▶ **Direction**
Write the records out again, keeping each line exactly as it is.

▶ **Records to process**
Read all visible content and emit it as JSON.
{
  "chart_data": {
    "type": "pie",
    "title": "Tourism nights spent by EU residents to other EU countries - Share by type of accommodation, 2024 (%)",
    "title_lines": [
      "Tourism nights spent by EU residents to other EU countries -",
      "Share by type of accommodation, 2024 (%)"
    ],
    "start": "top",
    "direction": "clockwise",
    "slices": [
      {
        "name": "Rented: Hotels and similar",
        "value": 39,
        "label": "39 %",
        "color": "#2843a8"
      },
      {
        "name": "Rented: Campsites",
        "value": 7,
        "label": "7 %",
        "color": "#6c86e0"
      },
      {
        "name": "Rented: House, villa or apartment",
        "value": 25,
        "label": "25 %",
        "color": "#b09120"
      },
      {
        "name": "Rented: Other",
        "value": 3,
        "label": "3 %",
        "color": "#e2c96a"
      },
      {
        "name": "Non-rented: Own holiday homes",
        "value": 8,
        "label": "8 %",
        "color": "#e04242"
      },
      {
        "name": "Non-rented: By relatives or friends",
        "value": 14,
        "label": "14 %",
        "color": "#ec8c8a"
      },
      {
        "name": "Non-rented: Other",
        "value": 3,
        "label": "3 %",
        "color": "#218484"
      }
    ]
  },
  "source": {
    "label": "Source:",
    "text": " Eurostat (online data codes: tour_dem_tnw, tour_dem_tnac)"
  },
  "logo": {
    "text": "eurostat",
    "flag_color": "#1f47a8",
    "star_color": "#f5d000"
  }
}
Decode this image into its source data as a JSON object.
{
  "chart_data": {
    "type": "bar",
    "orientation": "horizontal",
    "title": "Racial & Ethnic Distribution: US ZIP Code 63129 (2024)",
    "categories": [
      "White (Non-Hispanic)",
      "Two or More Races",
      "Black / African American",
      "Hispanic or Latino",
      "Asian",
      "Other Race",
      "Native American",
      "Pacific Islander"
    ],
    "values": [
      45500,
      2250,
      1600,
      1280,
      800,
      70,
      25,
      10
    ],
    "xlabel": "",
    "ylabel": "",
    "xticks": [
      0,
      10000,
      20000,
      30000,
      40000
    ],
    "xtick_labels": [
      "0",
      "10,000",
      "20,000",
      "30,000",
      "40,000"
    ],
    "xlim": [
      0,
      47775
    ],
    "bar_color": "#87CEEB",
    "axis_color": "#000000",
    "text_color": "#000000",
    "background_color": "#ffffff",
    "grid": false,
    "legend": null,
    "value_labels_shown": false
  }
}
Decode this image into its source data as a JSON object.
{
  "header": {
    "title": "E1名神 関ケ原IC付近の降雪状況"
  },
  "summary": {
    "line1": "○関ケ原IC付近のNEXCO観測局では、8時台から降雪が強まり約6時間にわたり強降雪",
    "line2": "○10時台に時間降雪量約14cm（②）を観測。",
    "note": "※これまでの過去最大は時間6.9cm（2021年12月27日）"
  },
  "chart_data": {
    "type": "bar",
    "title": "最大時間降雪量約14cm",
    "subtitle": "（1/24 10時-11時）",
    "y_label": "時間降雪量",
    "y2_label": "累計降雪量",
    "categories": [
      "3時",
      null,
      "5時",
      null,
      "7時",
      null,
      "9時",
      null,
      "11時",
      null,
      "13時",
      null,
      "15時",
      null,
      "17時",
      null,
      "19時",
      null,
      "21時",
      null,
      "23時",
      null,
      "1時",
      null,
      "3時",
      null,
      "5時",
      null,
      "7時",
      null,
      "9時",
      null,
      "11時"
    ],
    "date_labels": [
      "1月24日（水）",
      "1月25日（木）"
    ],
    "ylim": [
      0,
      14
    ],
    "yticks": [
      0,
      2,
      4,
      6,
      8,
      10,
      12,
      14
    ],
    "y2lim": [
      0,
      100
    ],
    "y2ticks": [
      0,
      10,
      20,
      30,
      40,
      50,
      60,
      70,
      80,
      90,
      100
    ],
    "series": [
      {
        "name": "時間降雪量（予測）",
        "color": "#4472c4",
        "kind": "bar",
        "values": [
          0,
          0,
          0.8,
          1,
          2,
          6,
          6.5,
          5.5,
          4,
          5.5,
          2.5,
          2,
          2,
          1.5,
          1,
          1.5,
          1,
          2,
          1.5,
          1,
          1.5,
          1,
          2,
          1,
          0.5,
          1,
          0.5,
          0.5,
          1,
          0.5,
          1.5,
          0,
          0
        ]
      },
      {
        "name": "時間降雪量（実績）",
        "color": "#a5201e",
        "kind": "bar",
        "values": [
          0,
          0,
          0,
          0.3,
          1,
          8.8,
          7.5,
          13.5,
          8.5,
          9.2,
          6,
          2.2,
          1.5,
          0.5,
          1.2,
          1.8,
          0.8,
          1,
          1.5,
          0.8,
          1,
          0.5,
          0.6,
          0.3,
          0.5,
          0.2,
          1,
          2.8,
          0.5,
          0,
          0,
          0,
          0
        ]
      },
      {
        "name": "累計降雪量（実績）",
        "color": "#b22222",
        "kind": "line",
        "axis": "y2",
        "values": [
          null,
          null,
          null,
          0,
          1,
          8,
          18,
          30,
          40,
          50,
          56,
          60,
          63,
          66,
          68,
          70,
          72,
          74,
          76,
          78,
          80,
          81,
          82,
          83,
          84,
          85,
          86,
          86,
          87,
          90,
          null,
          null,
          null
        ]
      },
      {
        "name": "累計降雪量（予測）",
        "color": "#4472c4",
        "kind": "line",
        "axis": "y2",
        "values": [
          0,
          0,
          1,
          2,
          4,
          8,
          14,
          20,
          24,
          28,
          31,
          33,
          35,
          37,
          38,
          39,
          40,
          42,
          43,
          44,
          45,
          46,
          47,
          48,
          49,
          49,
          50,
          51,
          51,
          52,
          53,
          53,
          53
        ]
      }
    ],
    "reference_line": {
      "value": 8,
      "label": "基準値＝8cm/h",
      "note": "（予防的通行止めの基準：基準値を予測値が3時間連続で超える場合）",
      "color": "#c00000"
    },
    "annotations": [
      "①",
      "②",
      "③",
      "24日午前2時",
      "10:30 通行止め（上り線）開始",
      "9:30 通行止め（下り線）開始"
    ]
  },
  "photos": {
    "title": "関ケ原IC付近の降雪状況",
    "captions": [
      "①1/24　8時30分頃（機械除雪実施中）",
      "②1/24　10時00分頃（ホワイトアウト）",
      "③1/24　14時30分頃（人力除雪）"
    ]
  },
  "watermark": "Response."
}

▶ **Solution for this task**
Read all visible content and emit it as JSON.
{
  "chart_data": {
    "type": "pie",
    "title": "Tourism nights spent by EU residents to other EU countries - Share by type of accommodation, 2024 (%)",
    "title_lines": [
      "Tourism nights spent by EU residents to other EU countries -",
      "Share by type of accommodation, 2024 (%)"
    ],
    "start": "top",
    "direction": "clockwise",
    "slices": [
      {
        "name": "Rented: Hotels and similar",
        "value": 39,
        "label": "39 %",
        "color": "#2843a8"
      },
      {
        "name": "Rented: Campsites",
        "value": 7,
        "label": "7 %",
        "color": "#6c86e0"
      },
      {
        "name": "Rented: House, villa or apartment",
        "value": 25,
        "label": "25 %",
        "color": "#b09120"
      },
      {
        "name": "Rented: Other",
        "value": 3,
        "label": "3 %",
        "color": "#e2c96a"
      },
      {
        "name": "Non-rented: Own holiday homes",
        "value": 8,
        "label": "8 %",
        "color": "#e04242"
      },
      {
        "name": "Non-rented: By relatives or friends",
        "value": 14,
        "label": "14 %",
        "color": "#ec8c8a"
      },
      {
        "name": "Non-rented: Other",
        "value": 3,
        "label": "3 %",
        "color": "#218484"
      }
    ]
  },
  "source": {
    "label": "Source:",
    "text": " Eurostat (online data codes: tour_dem_tnw, tour_dem_tnac)"
  },
  "logo": {
    "text": "eurostat",
    "flag_color": "#1f47a8",
    "star_color": "#f5d000"
  }
}
Decode this image into its source data as a JSON object.
{
  "chart_data": {
    "type": "bar",
    "orientation": "horizontal",
    "title": "Racial & Ethnic Distribution: US ZIP Code 63129 (2024)",
    "categories": [
      "White (Non-Hispanic)",
      "Two or More Races",
      "Black / African American",
      "Hispanic or Latino",
      "Asian",
      "Other Race",
      "Native American",
      "Pacific Islander"
    ],
    "values": [
      45500,
      2250,
      1600,
      1280,
      800,
      70,
      25,
      10
    ],
    "xlabel": "",
    "ylabel": "",
    "xticks": [
      0,
      10000,
      20000,
      30000,
      40000
    ],
    "xtick_labels": [
      "0",
      "10,000",
      "20,000",
      "30,000",
      "40,000"
    ],
    "xlim": [
      0,
      47775
    ],
    "bar_color": "#87CEEB",
    "axis_color": "#000000",
    "text_color": "#000000",
    "background_color": "#ffffff",
    "grid": false,
    "legend": null,
    "value_labels_shown": false
  }
}
Decode this image into its source data as a JSON object.
{
  "header": {
    "title": "E1名神 関ケ原IC付近の降雪状況"
  },
  "summary": {
    "line1": "○関ケ原IC付近のNEXCO観測局では、8時台から降雪が強まり約6時間にわたり強降雪",
    "line2": "○10時台に時間降雪量約14cm（②）を観測。",
    "note": "※これまでの過去最大は時間6.9cm（2021年12月27日）"
  },
  "chart_data": {
    "type": "bar",
    "title": "最大時間降雪量約14cm",
    "subtitle": "（1/24 10時-11時）",
    "y_label": "時間降雪量",
    "y2_label": "累計降雪量",
    "categories": [
      "3時",
      null,
      "5時",
      null,
      "7時",
      null,
      "9時",
      null,
      "11時",
      null,
      "13時",
      null,
      "15時",
      null,
      "17時",
      null,
      "19時",
      null,
      "21時",
      null,
      "23時",
      null,
      "1時",
      null,
      "3時",
      null,
      "5時",
      null,
      "7時",
      null,
      "9時",
      null,
      "11時"
    ],
    "date_labels": [
      "1月24日（水）",
      "1月25日（木）"
    ],
    "ylim": [
      0,
      14
    ],
    "yticks": [
      0,
      2,
      4,
      6,
      8,
      10,
      12,
      14
    ],
    "y2lim": [
      0,
      100
    ],
    "y2ticks": [
      0,
      10,
      20,
      30,
      40,
      50,
      60,
      70,
      80,
      90,
      100
    ],
    "series": [
      {
        "name": "時間降雪量（予測）",
        "color": "#4472c4",
        "kind": "bar",
        "values": [
          0,
          0,
          0.8,
          1,
          2,
          6,
          6.5,
          5.5,
          4,
          5.5,
          2.5,
          2,
          2,
          1.5,
          1,
          1.5,
          1,
          2,
          1.5,
          1,
          1.5,
          1,
          2,
          1,
          0.5,
          1,
          0.5,
          0.5,
          1,
          0.5,
          1.5,
          0,
          0
        ]
      },
      {
        "name": "時間降雪量（実績）",
        "color": "#a5201e",
        "kind": "bar",
        "values": [
          0,
          0,
          0,
          0.3,
          1,
          8.8,
          7.5,
          13.5,
          8.5,
          9.2,
          6,
          2.2,
          1.5,
          0.5,
          1.2,
          1.8,
          0.8,
          1,
          1.5,
          0.8,
          1,
          0.5,
          0.6,
          0.3,
          0.5,
          0.2,
          1,
          2.8,
          0.5,
          0,
          0,
          0,
          0
        ]
      },
      {
        "name": "累計降雪量（実績）",
        "color": "#b22222",
        "kind": "line",
        "axis": "y2",
        "values": [
          null,
          null,
          null,
          0,
          1,
          8,
          18,
          30,
          40,
          50,
          56,
          60,
          63,
          66,
          68,
          70,
          72,
          74,
          76,
          78,
          80,
          81,
          82,
          83,
          84,
          85,
          86,
          86,
          87,
          90,
          null,
          null,
          null
        ]
      },
      {
        "name": "累計降雪量（予測）",
        "color": "#4472c4",
        "kind": "line",
        "axis": "y2",
        "values": [
          0,
          0,
          1,
          2,
          4,
          8,
          14,
          20,
          24,
          28,
          31,
          33,
          35,
          37,
          38,
          39,
          40,
          42,
          43,
          44,
          45,
          46,
          47,
          48,
          49,
          49,
          50,
          51,
          51,
          52,
          53,
          53,
          53
        ]
      }
    ],
    "reference_line": {
      "value": 8,
      "label": "基準値＝8cm/h",
      "note": "（予防的通行止めの基準：基準値を予測値が3時間連続で超える場合）",
      "color": "#c00000"
    },
    "annotations": [
      "①",
      "②",
      "③",
      "24日午前2時",
      "10:30 通行止め（上り線）開始",
      "9:30 通行止め（下り線）開始"
    ]
  },
  "photos": {
    "title": "関ケ原IC付近の降雪状況",
    "captions": [
      "①1/24　8時30分頃（機械除雪実施中）",
      "②1/24　10時00分頃（ホワイトアウト）",
      "③1/24　14時30分頃（人力除雪）"
    ]
  },
  "watermark": "Response."
}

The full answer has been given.